** Input **
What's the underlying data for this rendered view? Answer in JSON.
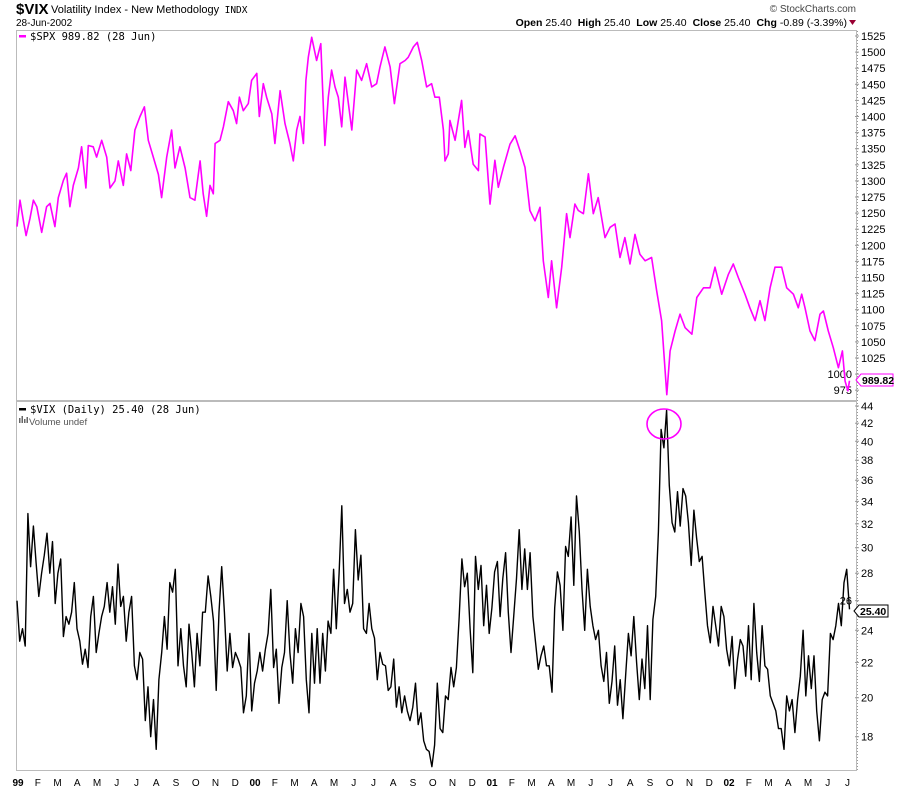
{
  "header": {
    "symbol": "$VIX",
    "name": "Volatility Index - New Methodology",
    "exchange": "INDX",
    "date": "28-Jun-2002",
    "copyright": "© StockCharts.com",
    "ohlc": {
      "open_label": "Open",
      "open": "25.40",
      "high_label": "High",
      "high": "25.40",
      "low_label": "Low",
      "low": "25.40",
      "close_label": "Close",
      "close": "25.40",
      "chg_label": "Chg",
      "chg": "-0.89 (-3.39%)"
    },
    "down_arrow_color": "#990033"
  },
  "top_pane": {
    "legend": "$SPX 989.82 (28 Jun)",
    "last_value_tag": "989.82",
    "color": "#ff00ff"
  },
  "bottom_pane": {
    "legend": "$VIX (Daily) 25.40 (28 Jun)",
    "volume_note": "Volume undef",
    "last_value_tag": "25.40",
    "color": "#000000",
    "annotation": "circle around Sep-2001 VIX peak"
  },
  "chart_data": [
    {
      "type": "line",
      "title": "$SPX",
      "x_unit": "months since Jan 1999",
      "y_scale": "linear",
      "ylim": [
        962,
        1535
      ],
      "y_ticks": [
        "975",
        "1000",
        "1025",
        "1050",
        "1075",
        "1100",
        "1125",
        "1150",
        "1175",
        "1200",
        "1225",
        "1250",
        "1275",
        "1300",
        "1325",
        "1350",
        "1375",
        "1400",
        "1425",
        "1450",
        "1475",
        "1500",
        "1525"
      ],
      "points": [
        [
          0,
          1229
        ],
        [
          0.15,
          1270
        ],
        [
          0.32,
          1239
        ],
        [
          0.46,
          1215
        ],
        [
          0.66,
          1242
        ],
        [
          0.83,
          1270
        ],
        [
          1.0,
          1260
        ],
        [
          1.25,
          1220
        ],
        [
          1.5,
          1260
        ],
        [
          1.67,
          1265
        ],
        [
          1.92,
          1229
        ],
        [
          2.09,
          1274
        ],
        [
          2.35,
          1301
        ],
        [
          2.51,
          1312
        ],
        [
          2.68,
          1260
        ],
        [
          2.85,
          1293
        ],
        [
          3.11,
          1320
        ],
        [
          3.27,
          1353
        ],
        [
          3.49,
          1289
        ],
        [
          3.61,
          1355
        ],
        [
          3.86,
          1353
        ],
        [
          4.03,
          1337
        ],
        [
          4.29,
          1363
        ],
        [
          4.54,
          1337
        ],
        [
          4.71,
          1289
        ],
        [
          4.96,
          1300
        ],
        [
          5.13,
          1331
        ],
        [
          5.38,
          1293
        ],
        [
          5.55,
          1342
        ],
        [
          5.76,
          1316
        ],
        [
          5.97,
          1379
        ],
        [
          6.23,
          1400
        ],
        [
          6.45,
          1415
        ],
        [
          6.65,
          1363
        ],
        [
          6.9,
          1337
        ],
        [
          7.16,
          1310
        ],
        [
          7.32,
          1274
        ],
        [
          7.58,
          1337
        ],
        [
          7.83,
          1379
        ],
        [
          8.0,
          1320
        ],
        [
          8.25,
          1353
        ],
        [
          8.51,
          1320
        ],
        [
          8.76,
          1274
        ],
        [
          9.01,
          1270
        ],
        [
          9.27,
          1331
        ],
        [
          9.43,
          1280
        ],
        [
          9.6,
          1245
        ],
        [
          9.77,
          1293
        ],
        [
          9.94,
          1280
        ],
        [
          10.03,
          1358
        ],
        [
          10.28,
          1363
        ],
        [
          10.45,
          1384
        ],
        [
          10.7,
          1423
        ],
        [
          10.95,
          1409
        ],
        [
          11.12,
          1389
        ],
        [
          11.26,
          1430
        ],
        [
          11.46,
          1409
        ],
        [
          11.71,
          1420
        ],
        [
          11.88,
          1456
        ],
        [
          12.14,
          1467
        ],
        [
          12.27,
          1400
        ],
        [
          12.47,
          1451
        ],
        [
          12.64,
          1430
        ],
        [
          12.9,
          1404
        ],
        [
          13.06,
          1358
        ],
        [
          13.32,
          1440
        ],
        [
          13.57,
          1389
        ],
        [
          13.82,
          1358
        ],
        [
          13.99,
          1331
        ],
        [
          14.16,
          1379
        ],
        [
          14.33,
          1400
        ],
        [
          14.5,
          1358
        ],
        [
          14.63,
          1456
        ],
        [
          14.75,
          1492
        ],
        [
          14.92,
          1523
        ],
        [
          15.17,
          1487
        ],
        [
          15.38,
          1513
        ],
        [
          15.59,
          1355
        ],
        [
          15.76,
          1430
        ],
        [
          15.93,
          1472
        ],
        [
          16.1,
          1446
        ],
        [
          16.27,
          1430
        ],
        [
          16.44,
          1384
        ],
        [
          16.61,
          1461
        ],
        [
          16.78,
          1420
        ],
        [
          16.95,
          1379
        ],
        [
          17.2,
          1472
        ],
        [
          17.45,
          1456
        ],
        [
          17.7,
          1482
        ],
        [
          17.96,
          1446
        ],
        [
          18.21,
          1451
        ],
        [
          18.38,
          1477
        ],
        [
          18.63,
          1508
        ],
        [
          18.89,
          1477
        ],
        [
          19.11,
          1420
        ],
        [
          19.39,
          1482
        ],
        [
          19.65,
          1487
        ],
        [
          19.81,
          1492
        ],
        [
          20.07,
          1508
        ],
        [
          20.27,
          1515
        ],
        [
          20.49,
          1487
        ],
        [
          20.74,
          1446
        ],
        [
          20.99,
          1451
        ],
        [
          21.16,
          1430
        ],
        [
          21.38,
          1430
        ],
        [
          21.59,
          1379
        ],
        [
          21.67,
          1331
        ],
        [
          21.84,
          1342
        ],
        [
          21.92,
          1394
        ],
        [
          22.18,
          1363
        ],
        [
          22.51,
          1425
        ],
        [
          22.68,
          1352
        ],
        [
          22.85,
          1378
        ],
        [
          23.1,
          1326
        ],
        [
          23.36,
          1316
        ],
        [
          23.44,
          1373
        ],
        [
          23.7,
          1368
        ],
        [
          23.95,
          1264
        ],
        [
          24.2,
          1332
        ],
        [
          24.37,
          1290
        ],
        [
          24.63,
          1321
        ],
        [
          24.96,
          1357
        ],
        [
          25.22,
          1370
        ],
        [
          25.47,
          1347
        ],
        [
          25.72,
          1321
        ],
        [
          25.97,
          1254
        ],
        [
          26.23,
          1238
        ],
        [
          26.48,
          1259
        ],
        [
          26.65,
          1176
        ],
        [
          26.9,
          1119
        ],
        [
          27.07,
          1176
        ],
        [
          27.32,
          1103
        ],
        [
          27.58,
          1166
        ],
        [
          27.83,
          1249
        ],
        [
          28.0,
          1212
        ],
        [
          28.25,
          1264
        ],
        [
          28.42,
          1254
        ],
        [
          28.68,
          1249
        ],
        [
          28.93,
          1311
        ],
        [
          29.18,
          1249
        ],
        [
          29.43,
          1274
        ],
        [
          29.77,
          1212
        ],
        [
          30.03,
          1228
        ],
        [
          30.28,
          1233
        ],
        [
          30.53,
          1181
        ],
        [
          30.78,
          1212
        ],
        [
          31.04,
          1171
        ],
        [
          31.29,
          1217
        ],
        [
          31.54,
          1186
        ],
        [
          31.8,
          1176
        ],
        [
          32.13,
          1181
        ],
        [
          32.39,
          1129
        ],
        [
          32.64,
          1083
        ],
        [
          32.9,
          968
        ],
        [
          33.07,
          1036
        ],
        [
          33.32,
          1067
        ],
        [
          33.57,
          1093
        ],
        [
          33.83,
          1072
        ],
        [
          34.17,
          1062
        ],
        [
          34.42,
          1119
        ],
        [
          34.76,
          1134
        ],
        [
          35.09,
          1134
        ],
        [
          35.34,
          1166
        ],
        [
          35.68,
          1124
        ],
        [
          36.02,
          1155
        ],
        [
          36.27,
          1171
        ],
        [
          36.52,
          1150
        ],
        [
          36.86,
          1124
        ],
        [
          37.11,
          1103
        ],
        [
          37.37,
          1083
        ],
        [
          37.62,
          1114
        ],
        [
          37.87,
          1083
        ],
        [
          38.13,
          1134
        ],
        [
          38.38,
          1166
        ],
        [
          38.72,
          1166
        ],
        [
          38.97,
          1134
        ],
        [
          39.31,
          1124
        ],
        [
          39.56,
          1103
        ],
        [
          39.73,
          1124
        ],
        [
          39.9,
          1103
        ],
        [
          40.15,
          1067
        ],
        [
          40.4,
          1052
        ],
        [
          40.66,
          1093
        ],
        [
          40.83,
          1098
        ],
        [
          41.08,
          1067
        ],
        [
          41.33,
          1041
        ],
        [
          41.59,
          1010
        ],
        [
          41.79,
          1036
        ],
        [
          41.93,
          989
        ],
        [
          42.07,
          974
        ],
        [
          42.15,
          989.82
        ]
      ]
    },
    {
      "type": "line",
      "title": "$VIX (Daily)",
      "x_unit": "months since Jan 1999",
      "x_range": [
        0,
        42.15
      ],
      "y_scale": "log",
      "ylim": [
        16.2,
        44.5
      ],
      "y_ticks": [
        "18",
        "20",
        "22",
        "24",
        "26",
        "28",
        "30",
        "32",
        "34",
        "36",
        "38",
        "40",
        "42",
        "44"
      ],
      "values": [
        26.0,
        23.3,
        24.1,
        23.0,
        32.9,
        28.5,
        31.8,
        28.8,
        26.3,
        28.0,
        29.4,
        31.2,
        28.0,
        30.5,
        25.8,
        28.0,
        29.1,
        23.6,
        24.9,
        24.4,
        25.2,
        27.3,
        24.1,
        23.3,
        21.9,
        22.8,
        21.7,
        24.9,
        26.3,
        22.6,
        23.8,
        24.9,
        25.6,
        27.3,
        25.2,
        27.0,
        24.4,
        28.7,
        25.6,
        26.3,
        23.3,
        25.2,
        26.3,
        21.8,
        21.0,
        22.6,
        22.2,
        18.8,
        20.6,
        18.0,
        19.9,
        17.4,
        21.0,
        22.6,
        24.9,
        22.8,
        27.3,
        26.6,
        28.3,
        21.8,
        24.1,
        21.8,
        20.6,
        24.4,
        22.6,
        20.6,
        23.8,
        21.8,
        25.2,
        25.2,
        27.8,
        26.3,
        24.6,
        20.4,
        25.2,
        28.5,
        25.2,
        21.5,
        23.8,
        21.7,
        22.6,
        22.2,
        21.7,
        19.2,
        20.1,
        23.8,
        19.3,
        20.8,
        21.5,
        22.6,
        21.5,
        22.8,
        23.8,
        26.8,
        21.7,
        22.8,
        19.7,
        21.7,
        22.6,
        26.0,
        22.6,
        20.8,
        24.1,
        22.6,
        25.8,
        24.9,
        21.0,
        19.2,
        23.8,
        20.8,
        24.1,
        20.8,
        23.8,
        21.5,
        24.6,
        23.8,
        28.3,
        24.1,
        28.0,
        33.6,
        25.8,
        26.8,
        25.2,
        25.8,
        31.5,
        27.5,
        29.4,
        24.1,
        23.8,
        25.8,
        24.1,
        23.5,
        21.0,
        22.6,
        21.9,
        21.8,
        20.4,
        20.6,
        22.2,
        19.5,
        20.6,
        19.2,
        20.1,
        19.3,
        18.8,
        19.5,
        20.8,
        18.6,
        19.2,
        17.8,
        17.4,
        17.3,
        16.6,
        17.6,
        20.8,
        18.4,
        18.2,
        20.1,
        19.9,
        21.7,
        20.6,
        21.7,
        24.9,
        29.1,
        27.0,
        28.0,
        24.1,
        21.4,
        29.3,
        26.8,
        28.6,
        24.3,
        27.1,
        23.8,
        25.5,
        28.1,
        28.9,
        24.9,
        27.6,
        29.6,
        25.2,
        22.6,
        24.9,
        27.6,
        31.5,
        26.8,
        29.9,
        26.8,
        29.6,
        24.9,
        23.2,
        21.6,
        22.4,
        23.0,
        21.8,
        21.8,
        20.3,
        25.5,
        28.1,
        27.1,
        24.0,
        30.1,
        29.3,
        32.6,
        27.1,
        34.5,
        31.3,
        26.8,
        24.0,
        28.3,
        25.6,
        24.3,
        23.4,
        24.0,
        21.8,
        20.9,
        22.6,
        19.7,
        20.9,
        23.0,
        19.6,
        21.0,
        18.9,
        21.3,
        23.8,
        22.4,
        24.9,
        22.0,
        19.9,
        22.2,
        20.5,
        24.3,
        19.9,
        24.7,
        26.3,
        31.3,
        41.3,
        39.3,
        43.5,
        35.5,
        32.1,
        31.3,
        34.9,
        31.8,
        35.2,
        34.5,
        32.1,
        28.6,
        33.2,
        30.8,
        28.9,
        29.3,
        26.6,
        24.3,
        23.2,
        25.6,
        24.3,
        23.0,
        25.6,
        24.9,
        22.8,
        21.8,
        23.6,
        20.5,
        22.2,
        23.4,
        23.0,
        21.2,
        24.3,
        21.0,
        25.8,
        22.6,
        20.9,
        24.3,
        21.8,
        21.6,
        20.1,
        19.7,
        19.3,
        18.4,
        18.4,
        17.4,
        20.1,
        19.3,
        19.9,
        18.2,
        19.9,
        21.2,
        24.0,
        20.1,
        22.4,
        20.5,
        22.4,
        19.3,
        17.8,
        19.9,
        20.3,
        20.1,
        23.8,
        23.4,
        24.3,
        25.8,
        24.3,
        27.3,
        28.3,
        25.4
      ]
    }
  ],
  "x_axis": {
    "labels": [
      "99",
      "F",
      "M",
      "A",
      "M",
      "J",
      "J",
      "A",
      "S",
      "O",
      "N",
      "D",
      "00",
      "F",
      "M",
      "A",
      "M",
      "J",
      "J",
      "A",
      "S",
      "O",
      "N",
      "D",
      "01",
      "F",
      "M",
      "A",
      "M",
      "J",
      "J",
      "A",
      "S",
      "O",
      "N",
      "D",
      "02",
      "F",
      "M",
      "A",
      "M",
      "J",
      "J"
    ]
  }
}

** Task prompt **
Identify the lines in the entries that hold "Daily" and return each one.

** Correct output **
    "legend": "$VIX (Daily) 25.40 (28 Jun)",
      "title": "$VIX (Daily)",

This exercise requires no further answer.